INFORMATION SHOWN start

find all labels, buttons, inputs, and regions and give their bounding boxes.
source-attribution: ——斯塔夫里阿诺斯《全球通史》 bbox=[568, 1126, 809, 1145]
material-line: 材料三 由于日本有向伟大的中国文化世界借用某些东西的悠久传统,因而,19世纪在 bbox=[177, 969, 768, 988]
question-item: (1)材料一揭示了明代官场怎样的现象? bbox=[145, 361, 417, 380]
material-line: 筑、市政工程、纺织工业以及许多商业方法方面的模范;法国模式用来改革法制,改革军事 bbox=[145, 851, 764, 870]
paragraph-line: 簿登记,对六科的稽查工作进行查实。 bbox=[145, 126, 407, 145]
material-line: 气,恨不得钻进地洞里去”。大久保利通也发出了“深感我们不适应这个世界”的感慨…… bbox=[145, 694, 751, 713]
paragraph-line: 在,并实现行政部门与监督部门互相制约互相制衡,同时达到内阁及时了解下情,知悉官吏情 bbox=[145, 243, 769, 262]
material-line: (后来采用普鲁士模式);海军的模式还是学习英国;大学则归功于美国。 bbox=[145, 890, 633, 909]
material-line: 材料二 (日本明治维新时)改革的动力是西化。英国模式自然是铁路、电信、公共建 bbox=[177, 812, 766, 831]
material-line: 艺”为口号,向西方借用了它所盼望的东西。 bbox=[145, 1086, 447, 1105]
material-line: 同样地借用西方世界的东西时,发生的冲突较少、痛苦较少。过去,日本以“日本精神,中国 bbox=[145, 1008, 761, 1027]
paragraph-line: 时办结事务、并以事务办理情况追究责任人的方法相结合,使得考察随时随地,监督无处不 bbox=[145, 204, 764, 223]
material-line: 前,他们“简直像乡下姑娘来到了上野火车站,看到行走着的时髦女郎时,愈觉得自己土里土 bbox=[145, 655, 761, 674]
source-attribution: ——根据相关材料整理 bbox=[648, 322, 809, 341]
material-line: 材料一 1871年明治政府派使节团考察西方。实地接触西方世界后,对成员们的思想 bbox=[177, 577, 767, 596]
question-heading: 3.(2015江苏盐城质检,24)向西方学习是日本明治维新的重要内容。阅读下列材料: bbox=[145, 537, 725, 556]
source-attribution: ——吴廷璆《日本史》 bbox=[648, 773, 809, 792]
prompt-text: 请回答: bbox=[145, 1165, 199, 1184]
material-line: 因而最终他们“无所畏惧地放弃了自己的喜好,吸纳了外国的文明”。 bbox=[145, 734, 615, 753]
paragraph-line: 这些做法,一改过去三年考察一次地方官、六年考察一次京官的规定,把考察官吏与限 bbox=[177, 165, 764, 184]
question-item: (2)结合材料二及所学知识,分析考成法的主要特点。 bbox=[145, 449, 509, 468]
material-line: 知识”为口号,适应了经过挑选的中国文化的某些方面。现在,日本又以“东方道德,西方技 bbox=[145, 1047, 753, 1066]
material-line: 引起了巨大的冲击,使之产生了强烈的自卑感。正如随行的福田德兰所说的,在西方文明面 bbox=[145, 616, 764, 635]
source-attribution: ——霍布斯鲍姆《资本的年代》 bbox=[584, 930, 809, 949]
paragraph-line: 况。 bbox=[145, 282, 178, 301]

INFORMATION SHOWN end

-- WHAT THE EXERCISE ASKS --
Transcribe the lines of the listing from its first line through the line that contains "material-line: 材料二 (日本明治维新时)改革的动力是西化。英国模式自然是铁路、电信、公共建", including both of those lines.

-- ANSWER IN FULL --
find all labels, buttons, inputs, and regions and give their bounding boxes.
source-attribution: ——斯塔夫里阿诺斯《全球通史》 bbox=[568, 1126, 809, 1145]
material-line: 材料三 由于日本有向伟大的中国文化世界借用某些东西的悠久传统,因而,19世纪在 bbox=[177, 969, 768, 988]
question-item: (1)材料一揭示了明代官场怎样的现象? bbox=[145, 361, 417, 380]
material-line: 筑、市政工程、纺织工业以及许多商业方法方面的模范;法国模式用来改革法制,改革军事 bbox=[145, 851, 764, 870]
paragraph-line: 簿登记,对六科的稽查工作进行查实。 bbox=[145, 126, 407, 145]
material-line: 气,恨不得钻进地洞里去”。大久保利通也发出了“深感我们不适应这个世界”的感慨…… bbox=[145, 694, 751, 713]
paragraph-line: 在,并实现行政部门与监督部门互相制约互相制衡,同时达到内阁及时了解下情,知悉官吏情 bbox=[145, 243, 769, 262]
material-line: (后来采用普鲁士模式);海军的模式还是学习英国;大学则归功于美国。 bbox=[145, 890, 633, 909]
material-line: 材料二 (日本明治维新时)改革的动力是西化。英国模式自然是铁路、电信、公共建 bbox=[177, 812, 766, 831]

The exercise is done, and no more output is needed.